Task set:
[A] In the election polling post, how many of the 308 ridings did ThreeHundredEight.com call correctly?
[B] Copy everything in the election polling post from "Of the 308 ridings" down to "mark so completely.", word for word.

#### Study text

I can barely type for tears. Thanks, to vote-splitters, conscience voters. Thanks. Canada is now Tea Party North.
The comments on that post and my (dimming) memory indicate that there was a fair amount of shock at the result. How wrong did pollsters get it?
Or, to put it another way: did pollsters more or less accurately reflect voter intentions MINUS criminal skulduggery?
So I went looking for immediate reactions. Here's ThreeHundredEight from May 3, 2011:
Well, at least I got the order of the parties right.
Clearly, the final projection was wrong. It under-estimated both the Conservatives and the New Democrats and over-estimated the Liberals and the Bloc Québécois. While I was not alone in making this error, I humbly recognize that of all the projections mine was among the worst.
Of the 308 ridings in the country, ThreeHundredEight.com correctly called 234 of them. That's an accuracy rate of 76.0%, which is absolutely unacceptable.
However, it was not the seat projection model that failed. The seat projection model actually performed very well - or would have had the popular vote projection model not missed the mark so completely.
. . .

########
#### Data for analysis

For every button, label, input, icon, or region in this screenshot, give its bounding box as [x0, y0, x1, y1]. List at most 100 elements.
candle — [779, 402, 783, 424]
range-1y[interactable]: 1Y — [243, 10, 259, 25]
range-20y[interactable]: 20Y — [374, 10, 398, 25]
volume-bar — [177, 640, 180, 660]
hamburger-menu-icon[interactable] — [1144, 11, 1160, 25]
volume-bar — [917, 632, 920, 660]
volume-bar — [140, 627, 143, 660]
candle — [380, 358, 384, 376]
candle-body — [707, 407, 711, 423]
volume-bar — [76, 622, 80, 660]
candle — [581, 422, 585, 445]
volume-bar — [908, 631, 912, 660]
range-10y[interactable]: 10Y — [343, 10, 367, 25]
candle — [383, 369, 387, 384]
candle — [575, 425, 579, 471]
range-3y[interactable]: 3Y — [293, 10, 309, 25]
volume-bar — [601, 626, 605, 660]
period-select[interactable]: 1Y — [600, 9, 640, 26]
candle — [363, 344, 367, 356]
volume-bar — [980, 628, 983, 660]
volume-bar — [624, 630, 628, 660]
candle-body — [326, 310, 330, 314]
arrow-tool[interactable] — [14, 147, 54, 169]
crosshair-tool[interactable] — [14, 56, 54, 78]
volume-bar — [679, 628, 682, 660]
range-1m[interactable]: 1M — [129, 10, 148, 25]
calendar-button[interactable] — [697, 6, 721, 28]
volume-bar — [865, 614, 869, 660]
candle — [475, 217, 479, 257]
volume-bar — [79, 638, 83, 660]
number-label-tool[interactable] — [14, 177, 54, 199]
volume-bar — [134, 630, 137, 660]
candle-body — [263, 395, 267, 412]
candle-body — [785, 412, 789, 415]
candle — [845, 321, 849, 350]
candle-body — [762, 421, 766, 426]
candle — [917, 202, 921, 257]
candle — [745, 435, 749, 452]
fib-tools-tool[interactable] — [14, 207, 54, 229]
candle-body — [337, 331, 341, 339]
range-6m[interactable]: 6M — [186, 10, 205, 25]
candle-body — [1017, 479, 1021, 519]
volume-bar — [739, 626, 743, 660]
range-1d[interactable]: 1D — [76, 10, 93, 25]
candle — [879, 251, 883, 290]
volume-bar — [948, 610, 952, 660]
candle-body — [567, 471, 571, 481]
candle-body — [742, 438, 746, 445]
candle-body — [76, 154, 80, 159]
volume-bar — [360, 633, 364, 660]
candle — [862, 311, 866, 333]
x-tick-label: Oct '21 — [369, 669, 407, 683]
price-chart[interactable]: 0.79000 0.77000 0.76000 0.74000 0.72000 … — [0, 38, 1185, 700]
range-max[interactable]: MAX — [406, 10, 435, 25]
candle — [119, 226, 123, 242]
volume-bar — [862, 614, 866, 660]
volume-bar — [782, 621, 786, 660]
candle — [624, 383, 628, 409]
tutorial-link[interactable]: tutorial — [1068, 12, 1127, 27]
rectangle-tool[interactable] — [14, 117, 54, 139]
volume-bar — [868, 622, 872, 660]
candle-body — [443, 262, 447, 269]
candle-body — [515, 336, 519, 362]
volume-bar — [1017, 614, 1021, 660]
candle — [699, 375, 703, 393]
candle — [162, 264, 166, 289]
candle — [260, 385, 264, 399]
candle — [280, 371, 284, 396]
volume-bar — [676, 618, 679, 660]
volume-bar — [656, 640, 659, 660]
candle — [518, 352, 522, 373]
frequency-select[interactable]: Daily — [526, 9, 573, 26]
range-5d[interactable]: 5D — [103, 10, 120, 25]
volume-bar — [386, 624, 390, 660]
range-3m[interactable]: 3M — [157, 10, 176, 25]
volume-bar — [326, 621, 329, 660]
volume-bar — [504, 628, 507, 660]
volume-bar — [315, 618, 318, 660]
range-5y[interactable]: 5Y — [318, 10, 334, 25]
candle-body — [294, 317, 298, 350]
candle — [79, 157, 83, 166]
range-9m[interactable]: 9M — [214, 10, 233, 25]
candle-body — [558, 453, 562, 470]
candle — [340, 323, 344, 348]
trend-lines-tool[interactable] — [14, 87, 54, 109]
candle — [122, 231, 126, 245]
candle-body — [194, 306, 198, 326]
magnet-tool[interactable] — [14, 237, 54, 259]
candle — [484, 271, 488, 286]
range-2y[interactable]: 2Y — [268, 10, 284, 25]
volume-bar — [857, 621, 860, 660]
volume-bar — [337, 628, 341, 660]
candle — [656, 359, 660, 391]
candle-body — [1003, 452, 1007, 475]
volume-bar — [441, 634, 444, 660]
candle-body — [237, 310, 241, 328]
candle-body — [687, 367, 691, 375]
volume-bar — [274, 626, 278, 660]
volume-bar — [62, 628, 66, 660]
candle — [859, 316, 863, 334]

########

Your responses:
[A] 234 of the 308 ridings, an accuracy rate of 76.0%.

[B]
Of the 308 ridings in the country, ThreeHundredEight.com correctly called 234 of them. That's an accuracy rate of 76.0%, which is absolutely unacceptable.
However, it was not the seat projection model that failed. The seat projection model actually performed very well - or would have had the popular vote projection model not missed the mark so completely.